**Written instruction**
Find the word "this" in the listing; pull out each line holding it.

********

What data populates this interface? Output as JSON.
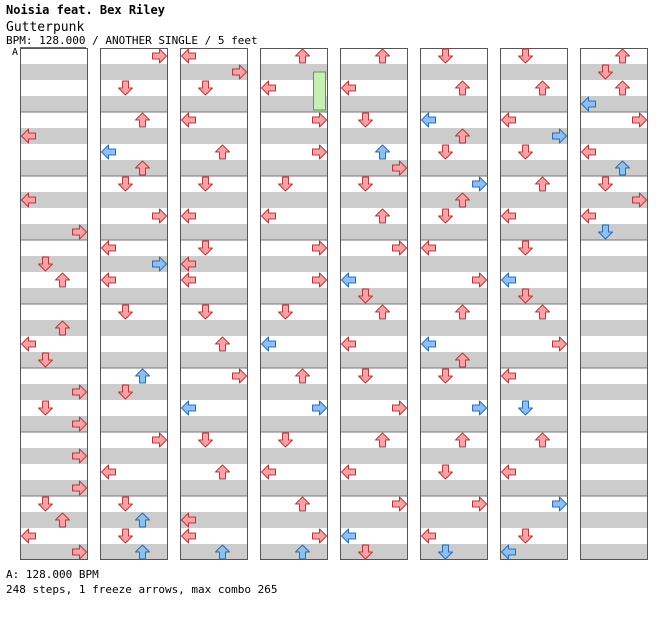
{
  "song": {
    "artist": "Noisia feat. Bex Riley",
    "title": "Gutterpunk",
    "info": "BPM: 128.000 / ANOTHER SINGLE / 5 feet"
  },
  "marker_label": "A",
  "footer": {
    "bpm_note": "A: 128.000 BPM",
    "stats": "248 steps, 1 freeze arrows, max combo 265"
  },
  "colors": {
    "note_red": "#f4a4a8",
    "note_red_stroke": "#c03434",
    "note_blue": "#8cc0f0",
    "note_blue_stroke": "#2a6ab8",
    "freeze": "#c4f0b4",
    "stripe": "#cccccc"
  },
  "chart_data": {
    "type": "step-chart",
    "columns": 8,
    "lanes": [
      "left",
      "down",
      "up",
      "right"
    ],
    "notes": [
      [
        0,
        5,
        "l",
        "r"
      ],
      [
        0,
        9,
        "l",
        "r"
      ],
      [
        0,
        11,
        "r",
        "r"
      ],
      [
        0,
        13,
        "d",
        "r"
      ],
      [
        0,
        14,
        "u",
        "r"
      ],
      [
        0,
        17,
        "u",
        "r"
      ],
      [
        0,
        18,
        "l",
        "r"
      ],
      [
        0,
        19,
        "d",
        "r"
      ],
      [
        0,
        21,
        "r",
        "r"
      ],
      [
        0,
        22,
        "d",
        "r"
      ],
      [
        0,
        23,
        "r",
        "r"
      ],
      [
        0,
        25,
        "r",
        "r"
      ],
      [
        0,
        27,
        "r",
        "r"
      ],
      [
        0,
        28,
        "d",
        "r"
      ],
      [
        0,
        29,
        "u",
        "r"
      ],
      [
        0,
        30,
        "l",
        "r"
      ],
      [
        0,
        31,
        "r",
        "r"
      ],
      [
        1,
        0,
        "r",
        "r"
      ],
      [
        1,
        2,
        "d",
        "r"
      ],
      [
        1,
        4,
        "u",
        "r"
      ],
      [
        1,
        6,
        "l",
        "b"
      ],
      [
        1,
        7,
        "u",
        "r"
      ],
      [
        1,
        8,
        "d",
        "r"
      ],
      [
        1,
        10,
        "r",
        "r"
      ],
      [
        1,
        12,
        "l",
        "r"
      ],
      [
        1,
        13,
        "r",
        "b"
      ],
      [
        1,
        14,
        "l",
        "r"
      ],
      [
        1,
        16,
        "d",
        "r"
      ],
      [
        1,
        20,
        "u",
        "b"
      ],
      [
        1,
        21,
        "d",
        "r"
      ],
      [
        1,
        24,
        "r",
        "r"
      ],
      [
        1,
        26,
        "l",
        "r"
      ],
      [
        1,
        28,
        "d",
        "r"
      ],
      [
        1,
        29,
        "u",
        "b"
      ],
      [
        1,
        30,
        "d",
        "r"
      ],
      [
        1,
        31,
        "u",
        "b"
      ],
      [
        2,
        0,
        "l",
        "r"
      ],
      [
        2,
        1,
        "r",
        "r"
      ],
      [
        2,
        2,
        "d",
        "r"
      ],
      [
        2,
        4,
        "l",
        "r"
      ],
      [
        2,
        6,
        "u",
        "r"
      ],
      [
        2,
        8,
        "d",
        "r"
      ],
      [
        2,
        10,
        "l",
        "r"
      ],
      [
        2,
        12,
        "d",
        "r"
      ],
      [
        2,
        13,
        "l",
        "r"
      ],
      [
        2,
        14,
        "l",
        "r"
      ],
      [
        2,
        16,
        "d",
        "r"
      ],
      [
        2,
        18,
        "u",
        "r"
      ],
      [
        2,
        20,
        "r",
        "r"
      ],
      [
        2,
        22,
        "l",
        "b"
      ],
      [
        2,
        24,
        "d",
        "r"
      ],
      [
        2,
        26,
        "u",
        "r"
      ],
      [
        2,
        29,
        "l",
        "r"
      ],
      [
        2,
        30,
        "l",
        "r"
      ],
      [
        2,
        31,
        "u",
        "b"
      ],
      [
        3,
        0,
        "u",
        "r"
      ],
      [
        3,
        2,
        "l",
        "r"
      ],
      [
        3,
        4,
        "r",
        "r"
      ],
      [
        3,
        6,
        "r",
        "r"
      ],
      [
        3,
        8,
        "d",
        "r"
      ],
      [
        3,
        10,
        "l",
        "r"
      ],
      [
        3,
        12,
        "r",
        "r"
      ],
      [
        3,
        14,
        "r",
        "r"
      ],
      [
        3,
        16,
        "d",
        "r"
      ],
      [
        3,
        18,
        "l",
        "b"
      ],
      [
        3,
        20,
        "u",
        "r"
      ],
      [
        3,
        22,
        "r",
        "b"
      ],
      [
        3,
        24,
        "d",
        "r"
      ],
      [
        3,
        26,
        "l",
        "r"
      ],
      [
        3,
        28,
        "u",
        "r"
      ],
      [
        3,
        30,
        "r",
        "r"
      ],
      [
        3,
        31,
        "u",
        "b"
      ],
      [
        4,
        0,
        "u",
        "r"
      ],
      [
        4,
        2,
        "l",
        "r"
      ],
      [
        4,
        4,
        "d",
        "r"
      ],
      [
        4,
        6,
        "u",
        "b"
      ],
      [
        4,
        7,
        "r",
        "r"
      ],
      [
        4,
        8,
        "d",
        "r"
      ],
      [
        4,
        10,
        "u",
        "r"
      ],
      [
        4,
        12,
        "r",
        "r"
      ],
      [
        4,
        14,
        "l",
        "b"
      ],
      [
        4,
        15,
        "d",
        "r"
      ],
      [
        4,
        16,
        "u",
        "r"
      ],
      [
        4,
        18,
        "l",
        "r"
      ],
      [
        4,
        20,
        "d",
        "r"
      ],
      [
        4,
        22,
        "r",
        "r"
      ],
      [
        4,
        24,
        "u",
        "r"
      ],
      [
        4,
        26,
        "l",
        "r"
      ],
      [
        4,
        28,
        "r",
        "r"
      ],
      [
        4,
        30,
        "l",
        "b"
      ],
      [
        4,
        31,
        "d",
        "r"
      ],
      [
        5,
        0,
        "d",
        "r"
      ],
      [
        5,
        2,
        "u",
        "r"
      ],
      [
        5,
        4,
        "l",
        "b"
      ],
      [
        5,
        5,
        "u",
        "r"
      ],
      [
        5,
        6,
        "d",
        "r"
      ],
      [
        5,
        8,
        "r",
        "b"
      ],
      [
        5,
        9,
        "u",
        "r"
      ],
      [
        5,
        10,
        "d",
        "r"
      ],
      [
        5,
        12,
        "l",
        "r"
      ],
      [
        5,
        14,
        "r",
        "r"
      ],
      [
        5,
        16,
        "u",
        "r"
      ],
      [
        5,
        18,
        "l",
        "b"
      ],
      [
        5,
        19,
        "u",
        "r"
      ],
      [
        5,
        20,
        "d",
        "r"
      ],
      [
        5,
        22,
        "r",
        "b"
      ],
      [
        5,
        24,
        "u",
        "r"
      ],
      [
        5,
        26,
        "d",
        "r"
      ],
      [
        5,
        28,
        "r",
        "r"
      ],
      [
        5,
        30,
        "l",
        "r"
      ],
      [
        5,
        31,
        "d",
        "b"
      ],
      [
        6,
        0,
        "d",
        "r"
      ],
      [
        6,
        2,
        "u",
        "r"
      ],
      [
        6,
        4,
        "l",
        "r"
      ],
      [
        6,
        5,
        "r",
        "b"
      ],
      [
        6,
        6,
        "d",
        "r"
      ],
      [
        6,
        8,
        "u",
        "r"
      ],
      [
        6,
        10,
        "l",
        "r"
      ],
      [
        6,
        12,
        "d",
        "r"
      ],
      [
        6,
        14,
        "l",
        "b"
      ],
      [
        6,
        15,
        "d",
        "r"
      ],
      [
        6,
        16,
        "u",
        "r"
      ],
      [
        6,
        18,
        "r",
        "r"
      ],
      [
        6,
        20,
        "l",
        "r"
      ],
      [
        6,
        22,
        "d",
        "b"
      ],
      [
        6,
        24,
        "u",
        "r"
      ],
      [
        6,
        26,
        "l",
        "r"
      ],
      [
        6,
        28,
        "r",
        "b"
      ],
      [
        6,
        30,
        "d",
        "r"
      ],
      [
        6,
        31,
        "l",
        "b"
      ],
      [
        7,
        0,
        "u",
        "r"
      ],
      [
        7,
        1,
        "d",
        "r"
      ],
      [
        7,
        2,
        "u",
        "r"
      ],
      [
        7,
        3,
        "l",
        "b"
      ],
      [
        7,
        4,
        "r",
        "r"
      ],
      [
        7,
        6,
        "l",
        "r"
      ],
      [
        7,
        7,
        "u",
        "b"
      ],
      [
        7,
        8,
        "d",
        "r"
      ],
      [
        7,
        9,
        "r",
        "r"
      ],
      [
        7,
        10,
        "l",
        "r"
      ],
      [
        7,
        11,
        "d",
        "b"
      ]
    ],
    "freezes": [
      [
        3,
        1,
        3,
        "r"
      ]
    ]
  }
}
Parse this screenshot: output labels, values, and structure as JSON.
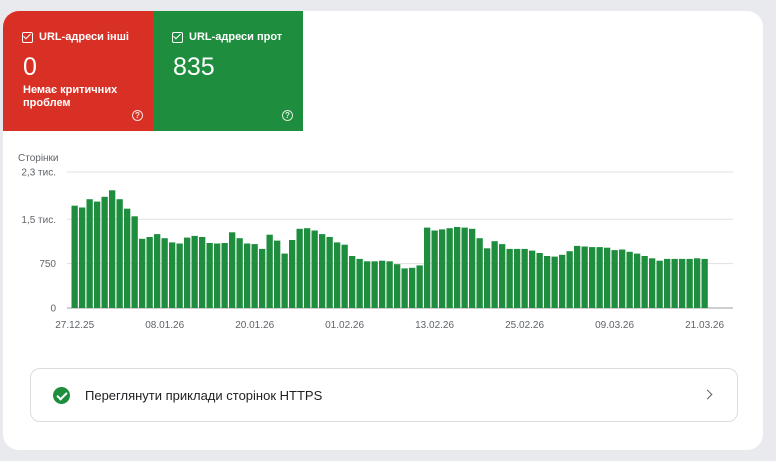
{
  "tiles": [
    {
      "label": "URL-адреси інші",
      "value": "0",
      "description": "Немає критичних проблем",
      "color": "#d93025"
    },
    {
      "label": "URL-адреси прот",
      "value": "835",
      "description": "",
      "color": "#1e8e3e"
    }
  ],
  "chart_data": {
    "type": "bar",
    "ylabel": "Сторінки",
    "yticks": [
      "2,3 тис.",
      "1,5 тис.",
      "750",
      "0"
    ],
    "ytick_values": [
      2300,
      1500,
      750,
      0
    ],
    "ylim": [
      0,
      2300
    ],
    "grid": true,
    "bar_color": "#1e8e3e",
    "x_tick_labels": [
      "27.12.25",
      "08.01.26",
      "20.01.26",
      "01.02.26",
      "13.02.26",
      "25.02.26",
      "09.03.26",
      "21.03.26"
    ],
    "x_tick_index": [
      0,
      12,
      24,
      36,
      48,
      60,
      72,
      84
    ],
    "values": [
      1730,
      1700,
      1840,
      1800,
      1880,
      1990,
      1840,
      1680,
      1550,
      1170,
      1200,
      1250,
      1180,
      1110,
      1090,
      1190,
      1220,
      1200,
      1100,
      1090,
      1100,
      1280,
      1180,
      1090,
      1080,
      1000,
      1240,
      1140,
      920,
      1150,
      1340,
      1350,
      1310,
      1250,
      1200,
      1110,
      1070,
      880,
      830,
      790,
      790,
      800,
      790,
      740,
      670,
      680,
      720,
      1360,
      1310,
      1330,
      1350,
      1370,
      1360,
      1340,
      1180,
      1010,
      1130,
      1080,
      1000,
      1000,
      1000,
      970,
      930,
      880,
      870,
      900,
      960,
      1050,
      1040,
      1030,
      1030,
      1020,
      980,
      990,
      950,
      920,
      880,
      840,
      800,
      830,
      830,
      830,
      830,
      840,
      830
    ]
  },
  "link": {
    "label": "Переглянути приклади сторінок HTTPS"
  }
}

********

**Expected answer**
What data populates this interface? Output as JSON.
Parse this screenshot: output labels, values, and structure as JSON.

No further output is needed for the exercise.